Selection:
Each of the foregoing is referred to as a “Reporting Person” and collectively as the “Reporting Persons.”  Each of the Reporting Persons is party to the Joint Filing and Solicitation Agreement, as further described in Item 6.  Accordingly, the Reporting Persons are hereby filing a joint Schedule 13D.
 
(b)           The address of the principal office of each of Nokomis Master and Nokomis Offshore is P.O. Box 309, Ugland House, Grand Cayman, KY1-1104, Cayman Islands. The address of the principal office of each of Nokomis Partners, Nokomis Advisors, Nokomis Capital and Mr. Hendrickson is 2305 Cedar Springs Road, Suite 420, Dallas, Texas 75201. The officers and directors of Nokomis Offshore and their principal occupations and business addresses are set forth on Schedule A to the Schedule 13D and are incorporated by reference in this Item 2. The address of the principal office of Mr. Todaro is 14809 Brookhaven Place, Chesterfield, Missouri 63017. The address of the principal office of Mr. Williams is 19 Devonwood Drive, Coto de Caza, California 92679.
 
 
 

 
CUSIP NO. 879455103
 
(c)           The principal business of Nokomis Master is investing in securities. The principal business of each of Nokomis Partners and Nokomis Offshore is serving as a feeder fund of Nokomis Master. The principal business of Nokomis Advisors is serving as the general partner of each of Nokomis Master and Nokomis Partners. The principal business of Nokomis Capital is serving as the investment manager of each of Nokomis Master, Nokomis Partners and Nokomis Offshore, and as the general partner of Nokomis Advisors. The principal occupation of Mr. Hendrickson is serving as the manager of Nokomis Capital and a director of Nokomis Offshore. The principal occupation of Mr. Todaro is serving as a director of B. Riley Financial, Inc. The principal occupation of Mr. Williams is serving as the Chairman of the Board of Centrus Energy Corp. and as a director of Iteris, Inc.
 
(d)           No Reporting Person, nor any person listed on Schedule A to the Schedule 13D, has, during the last five years, been convicted in a criminal proceeding (excluding traffic violations or similar misdemeanors).
 
(e)           No Reporting Person, nor any person listed on Schedule A to the Schedule 13D, has, during the last five years, been party to a civil proceeding of a judicial or administrative body of competent jurisdiction and as a result of such proceeding was or is subject to a judgment, decree or final order enjoining future violations of, or prohibiting or mandating activities subject to, federal or state securities laws or finding any violation with respect to such laws.
 
(f)           Messrs. Hendrickson, Todaro and Williams are citizens of the United States of America. The citizenship of the persons listed on Schedule A to the Schedule 13D is set forth therein.

Stated task: Reproduce the Schedule 13D excerpt above verbatim, starting with "CUSIP NO. 879455103" and going on through "of Iteris, Inc.".

Listed records:
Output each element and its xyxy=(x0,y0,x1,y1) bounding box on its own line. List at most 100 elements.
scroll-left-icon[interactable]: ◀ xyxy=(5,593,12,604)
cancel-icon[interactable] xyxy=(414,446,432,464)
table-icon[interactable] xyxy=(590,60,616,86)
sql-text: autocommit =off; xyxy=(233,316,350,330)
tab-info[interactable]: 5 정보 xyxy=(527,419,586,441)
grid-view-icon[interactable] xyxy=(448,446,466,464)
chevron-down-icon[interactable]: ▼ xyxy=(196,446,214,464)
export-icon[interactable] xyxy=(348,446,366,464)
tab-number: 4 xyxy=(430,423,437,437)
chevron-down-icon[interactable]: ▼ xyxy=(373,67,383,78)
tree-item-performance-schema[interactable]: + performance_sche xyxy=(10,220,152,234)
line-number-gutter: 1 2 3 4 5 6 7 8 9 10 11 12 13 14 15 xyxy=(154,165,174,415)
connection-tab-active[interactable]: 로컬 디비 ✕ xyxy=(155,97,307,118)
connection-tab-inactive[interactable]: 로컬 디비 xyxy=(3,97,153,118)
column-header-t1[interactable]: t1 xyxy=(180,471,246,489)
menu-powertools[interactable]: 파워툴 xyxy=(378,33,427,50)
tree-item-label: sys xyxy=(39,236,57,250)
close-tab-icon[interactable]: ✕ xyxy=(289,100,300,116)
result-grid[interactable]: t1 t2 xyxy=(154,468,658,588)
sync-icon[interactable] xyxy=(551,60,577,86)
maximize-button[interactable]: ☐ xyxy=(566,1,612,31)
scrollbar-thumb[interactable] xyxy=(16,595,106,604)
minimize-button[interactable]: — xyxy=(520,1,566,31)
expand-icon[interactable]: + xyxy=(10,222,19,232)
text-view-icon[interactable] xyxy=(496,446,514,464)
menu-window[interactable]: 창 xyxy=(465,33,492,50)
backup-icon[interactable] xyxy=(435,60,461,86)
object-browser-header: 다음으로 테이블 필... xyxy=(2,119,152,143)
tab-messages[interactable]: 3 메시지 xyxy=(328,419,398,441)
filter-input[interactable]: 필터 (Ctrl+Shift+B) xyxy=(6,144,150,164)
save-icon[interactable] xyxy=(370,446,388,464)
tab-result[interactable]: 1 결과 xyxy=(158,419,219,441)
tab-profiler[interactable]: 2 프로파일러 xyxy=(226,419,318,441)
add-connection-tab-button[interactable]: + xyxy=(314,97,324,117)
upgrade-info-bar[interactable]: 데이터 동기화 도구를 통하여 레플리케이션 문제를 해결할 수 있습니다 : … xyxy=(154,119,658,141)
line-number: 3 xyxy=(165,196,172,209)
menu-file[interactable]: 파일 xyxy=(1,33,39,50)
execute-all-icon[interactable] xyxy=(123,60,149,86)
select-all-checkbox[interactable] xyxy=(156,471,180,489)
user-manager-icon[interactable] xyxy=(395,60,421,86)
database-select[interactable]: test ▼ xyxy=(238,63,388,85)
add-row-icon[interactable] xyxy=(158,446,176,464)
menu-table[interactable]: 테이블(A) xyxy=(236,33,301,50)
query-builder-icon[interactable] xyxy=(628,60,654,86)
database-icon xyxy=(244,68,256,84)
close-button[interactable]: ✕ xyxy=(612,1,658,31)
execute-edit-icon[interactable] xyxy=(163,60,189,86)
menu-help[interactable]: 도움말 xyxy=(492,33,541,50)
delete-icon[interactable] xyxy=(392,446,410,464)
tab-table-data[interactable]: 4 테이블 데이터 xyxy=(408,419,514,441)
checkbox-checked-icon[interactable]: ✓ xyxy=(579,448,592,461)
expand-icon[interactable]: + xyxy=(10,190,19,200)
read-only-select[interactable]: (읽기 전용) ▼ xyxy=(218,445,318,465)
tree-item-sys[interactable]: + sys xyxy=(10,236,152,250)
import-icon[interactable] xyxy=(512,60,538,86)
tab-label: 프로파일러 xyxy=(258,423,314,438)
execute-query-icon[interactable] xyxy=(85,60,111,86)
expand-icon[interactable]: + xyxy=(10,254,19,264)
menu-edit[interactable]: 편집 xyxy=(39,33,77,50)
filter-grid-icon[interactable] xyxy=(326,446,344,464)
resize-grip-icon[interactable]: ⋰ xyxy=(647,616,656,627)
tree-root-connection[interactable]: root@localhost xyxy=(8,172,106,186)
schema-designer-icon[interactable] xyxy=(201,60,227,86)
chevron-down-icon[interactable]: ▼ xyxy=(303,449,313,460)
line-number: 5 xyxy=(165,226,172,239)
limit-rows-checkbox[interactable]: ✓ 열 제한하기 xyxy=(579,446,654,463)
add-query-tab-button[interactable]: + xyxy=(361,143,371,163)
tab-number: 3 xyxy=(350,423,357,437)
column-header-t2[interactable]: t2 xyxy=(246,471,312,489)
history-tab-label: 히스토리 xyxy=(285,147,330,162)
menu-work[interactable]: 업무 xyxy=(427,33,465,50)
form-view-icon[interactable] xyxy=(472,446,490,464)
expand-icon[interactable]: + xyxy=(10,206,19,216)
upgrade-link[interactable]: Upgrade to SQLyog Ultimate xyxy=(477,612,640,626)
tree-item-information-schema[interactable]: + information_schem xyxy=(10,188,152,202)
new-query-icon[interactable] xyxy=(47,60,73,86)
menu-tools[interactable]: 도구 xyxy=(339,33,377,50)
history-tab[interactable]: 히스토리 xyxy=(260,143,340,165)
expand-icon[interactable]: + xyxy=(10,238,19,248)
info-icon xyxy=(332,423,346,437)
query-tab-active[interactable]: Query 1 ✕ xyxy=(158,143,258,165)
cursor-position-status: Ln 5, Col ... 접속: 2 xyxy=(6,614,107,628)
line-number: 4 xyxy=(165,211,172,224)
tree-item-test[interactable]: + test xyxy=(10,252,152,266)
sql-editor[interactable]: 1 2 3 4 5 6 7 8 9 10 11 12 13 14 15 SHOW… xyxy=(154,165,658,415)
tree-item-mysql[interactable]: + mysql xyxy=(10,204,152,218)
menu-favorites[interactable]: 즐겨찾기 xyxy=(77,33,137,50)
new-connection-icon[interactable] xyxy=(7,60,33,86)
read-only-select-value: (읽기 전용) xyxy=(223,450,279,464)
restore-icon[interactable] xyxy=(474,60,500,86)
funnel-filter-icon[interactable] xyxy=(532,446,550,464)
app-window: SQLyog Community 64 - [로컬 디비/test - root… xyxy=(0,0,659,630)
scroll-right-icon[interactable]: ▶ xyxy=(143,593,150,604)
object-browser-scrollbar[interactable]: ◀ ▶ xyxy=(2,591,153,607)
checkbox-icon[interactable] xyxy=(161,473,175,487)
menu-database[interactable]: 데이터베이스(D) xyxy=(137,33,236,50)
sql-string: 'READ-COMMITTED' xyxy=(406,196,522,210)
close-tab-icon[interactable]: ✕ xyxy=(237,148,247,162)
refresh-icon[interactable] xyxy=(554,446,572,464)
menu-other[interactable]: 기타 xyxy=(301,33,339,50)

Task result:
CUSIP NO. 879455103
 
(c)           The principal business of Nokomis Master is investing in securities. The principal business of each of Nokomis Partners and Nokomis Offshore is serving as a feeder fund of Nokomis Master. The principal business of Nokomis Advisors is serving as the general partner of each of Nokomis Master and Nokomis Partners. The principal business of Nokomis Capital is serving as the investment manager of each of Nokomis Master, Nokomis Partners and Nokomis Offshore, and as the general partner of Nokomis Advisors. The principal occupation of Mr. Hendrickson is serving as the manager of Nokomis Capital and a director of Nokomis Offshore. The principal occupation of Mr. Todaro is serving as a director of B. Riley Financial, Inc. The principal occupation of Mr. Williams is serving as the Chairman of the Board of Centrus Energy Corp. and as a director of Iteris, Inc.